(Your objective): Without altering anything, repeat each of the records.

(Listing):
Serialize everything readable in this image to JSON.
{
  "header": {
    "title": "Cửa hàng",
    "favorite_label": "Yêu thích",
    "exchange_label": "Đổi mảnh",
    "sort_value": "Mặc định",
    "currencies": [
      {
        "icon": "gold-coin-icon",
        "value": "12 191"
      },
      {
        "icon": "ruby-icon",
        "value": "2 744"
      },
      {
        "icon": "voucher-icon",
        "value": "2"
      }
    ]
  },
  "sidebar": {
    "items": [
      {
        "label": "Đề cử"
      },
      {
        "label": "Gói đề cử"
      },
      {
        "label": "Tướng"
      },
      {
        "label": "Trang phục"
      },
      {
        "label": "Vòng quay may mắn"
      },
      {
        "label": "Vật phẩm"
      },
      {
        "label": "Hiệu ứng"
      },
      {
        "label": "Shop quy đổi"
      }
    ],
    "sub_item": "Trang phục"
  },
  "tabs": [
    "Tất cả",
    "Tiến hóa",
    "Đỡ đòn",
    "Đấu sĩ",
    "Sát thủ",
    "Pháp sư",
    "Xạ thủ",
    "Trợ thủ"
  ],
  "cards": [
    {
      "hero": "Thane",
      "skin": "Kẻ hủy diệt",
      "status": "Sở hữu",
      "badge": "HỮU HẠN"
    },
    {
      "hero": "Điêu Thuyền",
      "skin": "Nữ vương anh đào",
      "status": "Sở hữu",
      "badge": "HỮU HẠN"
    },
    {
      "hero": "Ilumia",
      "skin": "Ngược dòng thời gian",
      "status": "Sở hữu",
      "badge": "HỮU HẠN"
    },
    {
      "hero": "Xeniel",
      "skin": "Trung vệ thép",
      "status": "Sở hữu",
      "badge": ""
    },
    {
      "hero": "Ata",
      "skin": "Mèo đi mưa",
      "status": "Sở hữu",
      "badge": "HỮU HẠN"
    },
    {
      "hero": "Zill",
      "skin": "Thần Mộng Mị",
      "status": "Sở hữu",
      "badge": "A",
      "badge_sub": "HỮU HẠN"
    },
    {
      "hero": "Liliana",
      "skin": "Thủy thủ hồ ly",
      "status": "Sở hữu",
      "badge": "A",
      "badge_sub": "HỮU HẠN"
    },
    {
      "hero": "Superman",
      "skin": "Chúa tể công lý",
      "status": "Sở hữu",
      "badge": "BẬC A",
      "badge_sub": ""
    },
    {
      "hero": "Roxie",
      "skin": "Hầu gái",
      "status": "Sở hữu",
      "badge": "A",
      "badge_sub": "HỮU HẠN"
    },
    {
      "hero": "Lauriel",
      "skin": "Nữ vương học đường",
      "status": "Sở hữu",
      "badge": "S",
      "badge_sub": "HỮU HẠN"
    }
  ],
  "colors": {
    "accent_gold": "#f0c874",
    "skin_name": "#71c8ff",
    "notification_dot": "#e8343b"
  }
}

(Expected output):
Serialize everything readable in this image to JSON.
{
  "header": {
    "title": "Cửa hàng",
    "favorite_label": "Yêu thích",
    "exchange_label": "Đổi mảnh",
    "sort_value": "Mặc định",
    "currencies": [
      {
        "icon": "gold-coin-icon",
        "value": "12 191"
      },
      {
        "icon": "ruby-icon",
        "value": "2 744"
      },
      {
        "icon": "voucher-icon",
        "value": "2"
      }
    ]
  },
  "sidebar": {
    "items": [
      {
        "label": "Đề cử"
      },
      {
        "label": "Gói đề cử"
      },
      {
        "label": "Tướng"
      },
      {
        "label": "Trang phục"
      },
      {
        "label": "Vòng quay may mắn"
      },
      {
        "label": "Vật phẩm"
      },
      {
        "label": "Hiệu ứng"
      },
      {
        "label": "Shop quy đổi"
      }
    ],
    "sub_item": "Trang phục"
  },
  "tabs": [
    "Tất cả",
    "Tiến hóa",
    "Đỡ đòn",
    "Đấu sĩ",
    "Sát thủ",
    "Pháp sư",
    "Xạ thủ",
    "Trợ thủ"
  ],
  "cards": [
    {
      "hero": "Thane",
      "skin": "Kẻ hủy diệt",
      "status": "Sở hữu",
      "badge": "HỮU HẠN"
    },
    {
      "hero": "Điêu Thuyền",
      "skin": "Nữ vương anh đào",
      "status": "Sở hữu",
      "badge": "HỮU HẠN"
    },
    {
      "hero": "Ilumia",
      "skin": "Ngược dòng thời gian",
      "status": "Sở hữu",
      "badge": "HỮU HẠN"
    },
    {
      "hero": "Xeniel",
      "skin": "Trung vệ thép",
      "status": "Sở hữu",
      "badge": ""
    },
    {
      "hero": "Ata",
      "skin": "Mèo đi mưa",
      "status": "Sở hữu",
      "badge": "HỮU HẠN"
    },
    {
      "hero": "Zill",
      "skin": "Thần Mộng Mị",
      "status": "Sở hữu",
      "badge": "A",
      "badge_sub": "HỮU HẠN"
    },
    {
      "hero": "Liliana",
      "skin": "Thủy thủ hồ ly",
      "status": "Sở hữu",
      "badge": "A",
      "badge_sub": "HỮU HẠN"
    },
    {
      "hero": "Superman",
      "skin": "Chúa tể công lý",
      "status": "Sở hữu",
      "badge": "BẬC A",
      "badge_sub": ""
    },
    {
      "hero": "Roxie",
      "skin": "Hầu gái",
      "status": "Sở hữu",
      "badge": "A",
      "badge_sub": "HỮU HẠN"
    },
    {
      "hero": "Lauriel",
      "skin": "Nữ vương học đường",
      "status": "Sở hữu",
      "badge": "S",
      "badge_sub": "HỮU HẠN"
    }
  ],
  "colors": {
    "accent_gold": "#f0c874",
    "skin_name": "#71c8ff",
    "notification_dot": "#e8343b"
  }
}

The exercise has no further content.